▸ **Work to complete**:
Set down the material once more, exactly as it appears.

[Some records]
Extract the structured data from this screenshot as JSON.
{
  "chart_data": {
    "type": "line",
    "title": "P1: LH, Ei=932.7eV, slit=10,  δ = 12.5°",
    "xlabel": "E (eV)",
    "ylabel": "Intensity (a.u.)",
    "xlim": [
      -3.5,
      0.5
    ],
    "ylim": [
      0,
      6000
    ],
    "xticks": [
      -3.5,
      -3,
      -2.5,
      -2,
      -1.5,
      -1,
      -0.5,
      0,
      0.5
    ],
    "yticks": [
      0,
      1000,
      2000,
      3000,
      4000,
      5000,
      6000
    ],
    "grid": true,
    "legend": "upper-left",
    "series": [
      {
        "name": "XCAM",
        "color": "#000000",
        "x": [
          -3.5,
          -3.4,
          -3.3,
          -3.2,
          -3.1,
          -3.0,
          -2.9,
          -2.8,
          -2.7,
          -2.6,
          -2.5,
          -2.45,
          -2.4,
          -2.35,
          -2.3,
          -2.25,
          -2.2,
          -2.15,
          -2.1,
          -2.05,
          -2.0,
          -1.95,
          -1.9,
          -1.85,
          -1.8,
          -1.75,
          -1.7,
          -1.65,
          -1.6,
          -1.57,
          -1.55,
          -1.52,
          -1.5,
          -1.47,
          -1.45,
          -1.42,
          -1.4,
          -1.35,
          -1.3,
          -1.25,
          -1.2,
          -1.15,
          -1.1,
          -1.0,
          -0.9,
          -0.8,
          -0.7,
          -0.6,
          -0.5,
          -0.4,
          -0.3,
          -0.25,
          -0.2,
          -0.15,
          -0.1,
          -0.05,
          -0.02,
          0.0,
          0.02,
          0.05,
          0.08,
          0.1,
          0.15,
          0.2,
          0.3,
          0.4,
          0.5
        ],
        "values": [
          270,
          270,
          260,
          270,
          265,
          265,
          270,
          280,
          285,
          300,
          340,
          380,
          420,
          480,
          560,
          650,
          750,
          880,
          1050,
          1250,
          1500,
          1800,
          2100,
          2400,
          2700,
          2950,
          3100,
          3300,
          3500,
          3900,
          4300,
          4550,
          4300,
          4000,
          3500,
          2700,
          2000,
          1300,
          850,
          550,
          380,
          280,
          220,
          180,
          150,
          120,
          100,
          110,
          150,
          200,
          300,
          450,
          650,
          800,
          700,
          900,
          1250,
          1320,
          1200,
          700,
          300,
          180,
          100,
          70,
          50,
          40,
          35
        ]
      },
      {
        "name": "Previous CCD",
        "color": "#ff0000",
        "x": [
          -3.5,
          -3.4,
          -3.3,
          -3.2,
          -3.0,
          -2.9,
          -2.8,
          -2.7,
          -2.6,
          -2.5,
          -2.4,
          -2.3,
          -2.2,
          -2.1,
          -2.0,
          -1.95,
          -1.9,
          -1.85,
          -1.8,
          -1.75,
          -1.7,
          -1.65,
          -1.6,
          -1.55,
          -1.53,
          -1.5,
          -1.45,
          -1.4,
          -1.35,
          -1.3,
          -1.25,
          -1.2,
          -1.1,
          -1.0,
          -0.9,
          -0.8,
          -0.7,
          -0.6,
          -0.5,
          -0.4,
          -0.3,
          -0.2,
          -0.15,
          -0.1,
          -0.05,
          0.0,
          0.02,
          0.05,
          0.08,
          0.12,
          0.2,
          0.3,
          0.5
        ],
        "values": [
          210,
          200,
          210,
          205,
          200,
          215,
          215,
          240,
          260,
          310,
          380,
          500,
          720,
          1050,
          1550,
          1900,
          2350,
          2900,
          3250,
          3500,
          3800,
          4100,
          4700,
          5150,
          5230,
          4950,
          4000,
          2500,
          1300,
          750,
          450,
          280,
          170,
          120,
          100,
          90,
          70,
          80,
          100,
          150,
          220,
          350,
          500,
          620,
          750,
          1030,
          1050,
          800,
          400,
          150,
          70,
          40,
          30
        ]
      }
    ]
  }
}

▸ **Complete answer**:
Extract the structured data from this screenshot as JSON.
{
  "chart_data": {
    "type": "line",
    "title": "P1: LH, Ei=932.7eV, slit=10,  δ = 12.5°",
    "xlabel": "E (eV)",
    "ylabel": "Intensity (a.u.)",
    "xlim": [
      -3.5,
      0.5
    ],
    "ylim": [
      0,
      6000
    ],
    "xticks": [
      -3.5,
      -3,
      -2.5,
      -2,
      -1.5,
      -1,
      -0.5,
      0,
      0.5
    ],
    "yticks": [
      0,
      1000,
      2000,
      3000,
      4000,
      5000,
      6000
    ],
    "grid": true,
    "legend": "upper-left",
    "series": [
      {
        "name": "XCAM",
        "color": "#000000",
        "x": [
          -3.5,
          -3.4,
          -3.3,
          -3.2,
          -3.1,
          -3.0,
          -2.9,
          -2.8,
          -2.7,
          -2.6,
          -2.5,
          -2.45,
          -2.4,
          -2.35,
          -2.3,
          -2.25,
          -2.2,
          -2.15,
          -2.1,
          -2.05,
          -2.0,
          -1.95,
          -1.9,
          -1.85,
          -1.8,
          -1.75,
          -1.7,
          -1.65,
          -1.6,
          -1.57,
          -1.55,
          -1.52,
          -1.5,
          -1.47,
          -1.45,
          -1.42,
          -1.4,
          -1.35,
          -1.3,
          -1.25,
          -1.2,
          -1.15,
          -1.1,
          -1.0,
          -0.9,
          -0.8,
          -0.7,
          -0.6,
          -0.5,
          -0.4,
          -0.3,
          -0.25,
          -0.2,
          -0.15,
          -0.1,
          -0.05,
          -0.02,
          0.0,
          0.02,
          0.05,
          0.08,
          0.1,
          0.15,
          0.2,
          0.3,
          0.4,
          0.5
        ],
        "values": [
          270,
          270,
          260,
          270,
          265,
          265,
          270,
          280,
          285,
          300,
          340,
          380,
          420,
          480,
          560,
          650,
          750,
          880,
          1050,
          1250,
          1500,
          1800,
          2100,
          2400,
          2700,
          2950,
          3100,
          3300,
          3500,
          3900,
          4300,
          4550,
          4300,
          4000,
          3500,
          2700,
          2000,
          1300,
          850,
          550,
          380,
          280,
          220,
          180,
          150,
          120,
          100,
          110,
          150,
          200,
          300,
          450,
          650,
          800,
          700,
          900,
          1250,
          1320,
          1200,
          700,
          300,
          180,
          100,
          70,
          50,
          40,
          35
        ]
      },
      {
        "name": "Previous CCD",
        "color": "#ff0000",
        "x": [
          -3.5,
          -3.4,
          -3.3,
          -3.2,
          -3.0,
          -2.9,
          -2.8,
          -2.7,
          -2.6,
          -2.5,
          -2.4,
          -2.3,
          -2.2,
          -2.1,
          -2.0,
          -1.95,
          -1.9,
          -1.85,
          -1.8,
          -1.75,
          -1.7,
          -1.65,
          -1.6,
          -1.55,
          -1.53,
          -1.5,
          -1.45,
          -1.4,
          -1.35,
          -1.3,
          -1.25,
          -1.2,
          -1.1,
          -1.0,
          -0.9,
          -0.8,
          -0.7,
          -0.6,
          -0.5,
          -0.4,
          -0.3,
          -0.2,
          -0.15,
          -0.1,
          -0.05,
          0.0,
          0.02,
          0.05,
          0.08,
          0.12,
          0.2,
          0.3,
          0.5
        ],
        "values": [
          210,
          200,
          210,
          205,
          200,
          215,
          215,
          240,
          260,
          310,
          380,
          500,
          720,
          1050,
          1550,
          1900,
          2350,
          2900,
          3250,
          3500,
          3800,
          4100,
          4700,
          5150,
          5230,
          4950,
          4000,
          2500,
          1300,
          750,
          450,
          280,
          170,
          120,
          100,
          90,
          70,
          80,
          100,
          150,
          220,
          350,
          500,
          620,
          750,
          1030,
          1050,
          800,
          400,
          150,
          70,
          40,
          30
        ]
      }
    ]
  }
}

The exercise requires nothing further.